SET TASK:
Reproduce all records exactly.

Dataset entries on figures:
++++++++

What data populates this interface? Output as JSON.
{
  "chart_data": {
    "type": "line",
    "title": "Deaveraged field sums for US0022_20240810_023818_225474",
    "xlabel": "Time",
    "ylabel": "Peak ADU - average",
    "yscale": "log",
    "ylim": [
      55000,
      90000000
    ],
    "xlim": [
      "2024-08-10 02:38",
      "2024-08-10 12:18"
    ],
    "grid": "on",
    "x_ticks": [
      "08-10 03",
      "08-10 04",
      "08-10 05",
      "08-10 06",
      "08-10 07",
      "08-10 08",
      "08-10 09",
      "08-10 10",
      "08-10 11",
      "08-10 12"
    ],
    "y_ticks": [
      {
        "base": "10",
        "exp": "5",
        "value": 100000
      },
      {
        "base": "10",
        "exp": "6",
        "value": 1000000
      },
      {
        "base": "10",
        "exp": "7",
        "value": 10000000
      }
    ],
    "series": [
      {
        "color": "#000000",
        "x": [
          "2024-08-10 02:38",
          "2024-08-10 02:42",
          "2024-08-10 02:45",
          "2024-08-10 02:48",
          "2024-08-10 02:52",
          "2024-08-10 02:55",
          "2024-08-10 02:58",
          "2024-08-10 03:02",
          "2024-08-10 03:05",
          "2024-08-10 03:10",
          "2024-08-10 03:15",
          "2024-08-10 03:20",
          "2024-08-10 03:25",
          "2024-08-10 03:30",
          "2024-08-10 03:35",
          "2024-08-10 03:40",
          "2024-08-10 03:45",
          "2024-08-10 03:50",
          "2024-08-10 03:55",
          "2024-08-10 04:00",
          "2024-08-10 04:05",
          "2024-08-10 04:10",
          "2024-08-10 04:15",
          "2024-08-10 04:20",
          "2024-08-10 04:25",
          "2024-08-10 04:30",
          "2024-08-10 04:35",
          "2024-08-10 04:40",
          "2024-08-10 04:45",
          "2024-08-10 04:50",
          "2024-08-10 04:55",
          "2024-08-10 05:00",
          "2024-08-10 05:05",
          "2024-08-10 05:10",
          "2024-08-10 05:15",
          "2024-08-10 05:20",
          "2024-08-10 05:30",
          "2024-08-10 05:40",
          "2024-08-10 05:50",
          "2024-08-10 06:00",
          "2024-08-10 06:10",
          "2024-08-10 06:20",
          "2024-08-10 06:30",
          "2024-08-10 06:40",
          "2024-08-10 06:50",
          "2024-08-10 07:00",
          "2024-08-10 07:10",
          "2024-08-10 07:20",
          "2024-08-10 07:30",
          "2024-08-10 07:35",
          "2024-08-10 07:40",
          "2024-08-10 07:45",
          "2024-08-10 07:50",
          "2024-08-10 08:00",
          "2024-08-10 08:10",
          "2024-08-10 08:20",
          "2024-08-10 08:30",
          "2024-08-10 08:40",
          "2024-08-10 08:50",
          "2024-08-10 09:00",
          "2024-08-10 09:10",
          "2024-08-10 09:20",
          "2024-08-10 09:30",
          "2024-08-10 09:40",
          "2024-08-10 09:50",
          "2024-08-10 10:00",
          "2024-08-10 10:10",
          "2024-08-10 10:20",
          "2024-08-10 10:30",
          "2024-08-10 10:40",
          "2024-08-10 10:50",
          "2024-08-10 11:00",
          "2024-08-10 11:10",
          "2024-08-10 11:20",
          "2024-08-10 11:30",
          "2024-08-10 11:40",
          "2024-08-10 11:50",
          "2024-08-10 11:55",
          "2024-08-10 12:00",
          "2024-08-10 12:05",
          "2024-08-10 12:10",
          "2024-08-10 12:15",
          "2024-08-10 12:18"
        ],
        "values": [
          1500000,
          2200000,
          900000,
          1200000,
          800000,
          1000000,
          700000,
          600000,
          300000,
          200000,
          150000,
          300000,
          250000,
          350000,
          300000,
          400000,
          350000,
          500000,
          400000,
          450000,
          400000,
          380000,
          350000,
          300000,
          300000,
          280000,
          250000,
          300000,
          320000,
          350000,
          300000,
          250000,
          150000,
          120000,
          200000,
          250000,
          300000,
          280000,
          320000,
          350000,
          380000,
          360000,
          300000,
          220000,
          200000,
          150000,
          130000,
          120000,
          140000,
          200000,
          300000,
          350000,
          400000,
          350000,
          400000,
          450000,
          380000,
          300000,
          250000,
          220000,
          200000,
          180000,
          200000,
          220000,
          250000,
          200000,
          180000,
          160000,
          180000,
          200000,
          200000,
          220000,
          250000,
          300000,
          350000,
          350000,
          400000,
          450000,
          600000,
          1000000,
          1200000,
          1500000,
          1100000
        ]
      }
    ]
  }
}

++++++++

THE ANSWER:
What data populates this interface? Output as JSON.
{
  "chart_data": {
    "type": "line",
    "title": "Deaveraged field sums for US0022_20240810_023818_225474",
    "xlabel": "Time",
    "ylabel": "Peak ADU - average",
    "yscale": "log",
    "ylim": [
      55000,
      90000000
    ],
    "xlim": [
      "2024-08-10 02:38",
      "2024-08-10 12:18"
    ],
    "grid": "on",
    "x_ticks": [
      "08-10 03",
      "08-10 04",
      "08-10 05",
      "08-10 06",
      "08-10 07",
      "08-10 08",
      "08-10 09",
      "08-10 10",
      "08-10 11",
      "08-10 12"
    ],
    "y_ticks": [
      {
        "base": "10",
        "exp": "5",
        "value": 100000
      },
      {
        "base": "10",
        "exp": "6",
        "value": 1000000
      },
      {
        "base": "10",
        "exp": "7",
        "value": 10000000
      }
    ],
    "series": [
      {
        "color": "#000000",
        "x": [
          "2024-08-10 02:38",
          "2024-08-10 02:42",
          "2024-08-10 02:45",
          "2024-08-10 02:48",
          "2024-08-10 02:52",
          "2024-08-10 02:55",
          "2024-08-10 02:58",
          "2024-08-10 03:02",
          "2024-08-10 03:05",
          "2024-08-10 03:10",
          "2024-08-10 03:15",
          "2024-08-10 03:20",
          "2024-08-10 03:25",
          "2024-08-10 03:30",
          "2024-08-10 03:35",
          "2024-08-10 03:40",
          "2024-08-10 03:45",
          "2024-08-10 03:50",
          "2024-08-10 03:55",
          "2024-08-10 04:00",
          "2024-08-10 04:05",
          "2024-08-10 04:10",
          "2024-08-10 04:15",
          "2024-08-10 04:20",
          "2024-08-10 04:25",
          "2024-08-10 04:30",
          "2024-08-10 04:35",
          "2024-08-10 04:40",
          "2024-08-10 04:45",
          "2024-08-10 04:50",
          "2024-08-10 04:55",
          "2024-08-10 05:00",
          "2024-08-10 05:05",
          "2024-08-10 05:10",
          "2024-08-10 05:15",
          "2024-08-10 05:20",
          "2024-08-10 05:30",
          "2024-08-10 05:40",
          "2024-08-10 05:50",
          "2024-08-10 06:00",
          "2024-08-10 06:10",
          "2024-08-10 06:20",
          "2024-08-10 06:30",
          "2024-08-10 06:40",
          "2024-08-10 06:50",
          "2024-08-10 07:00",
          "2024-08-10 07:10",
          "2024-08-10 07:20",
          "2024-08-10 07:30",
          "2024-08-10 07:35",
          "2024-08-10 07:40",
          "2024-08-10 07:45",
          "2024-08-10 07:50",
          "2024-08-10 08:00",
          "2024-08-10 08:10",
          "2024-08-10 08:20",
          "2024-08-10 08:30",
          "2024-08-10 08:40",
          "2024-08-10 08:50",
          "2024-08-10 09:00",
          "2024-08-10 09:10",
          "2024-08-10 09:20",
          "2024-08-10 09:30",
          "2024-08-10 09:40",
          "2024-08-10 09:50",
          "2024-08-10 10:00",
          "2024-08-10 10:10",
          "2024-08-10 10:20",
          "2024-08-10 10:30",
          "2024-08-10 10:40",
          "2024-08-10 10:50",
          "2024-08-10 11:00",
          "2024-08-10 11:10",
          "2024-08-10 11:20",
          "2024-08-10 11:30",
          "2024-08-10 11:40",
          "2024-08-10 11:50",
          "2024-08-10 11:55",
          "2024-08-10 12:00",
          "2024-08-10 12:05",
          "2024-08-10 12:10",
          "2024-08-10 12:15",
          "2024-08-10 12:18"
        ],
        "values": [
          1500000,
          2200000,
          900000,
          1200000,
          800000,
          1000000,
          700000,
          600000,
          300000,
          200000,
          150000,
          300000,
          250000,
          350000,
          300000,
          400000,
          350000,
          500000,
          400000,
          450000,
          400000,
          380000,
          350000,
          300000,
          300000,
          280000,
          250000,
          300000,
          320000,
          350000,
          300000,
          250000,
          150000,
          120000,
          200000,
          250000,
          300000,
          280000,
          320000,
          350000,
          380000,
          360000,
          300000,
          220000,
          200000,
          150000,
          130000,
          120000,
          140000,
          200000,
          300000,
          350000,
          400000,
          350000,
          400000,
          450000,
          380000,
          300000,
          250000,
          220000,
          200000,
          180000,
          200000,
          220000,
          250000,
          200000,
          180000,
          160000,
          180000,
          200000,
          200000,
          220000,
          250000,
          300000,
          350000,
          350000,
          400000,
          450000,
          600000,
          1000000,
          1200000,
          1500000,
          1100000
        ]
      }
    ]
  }
}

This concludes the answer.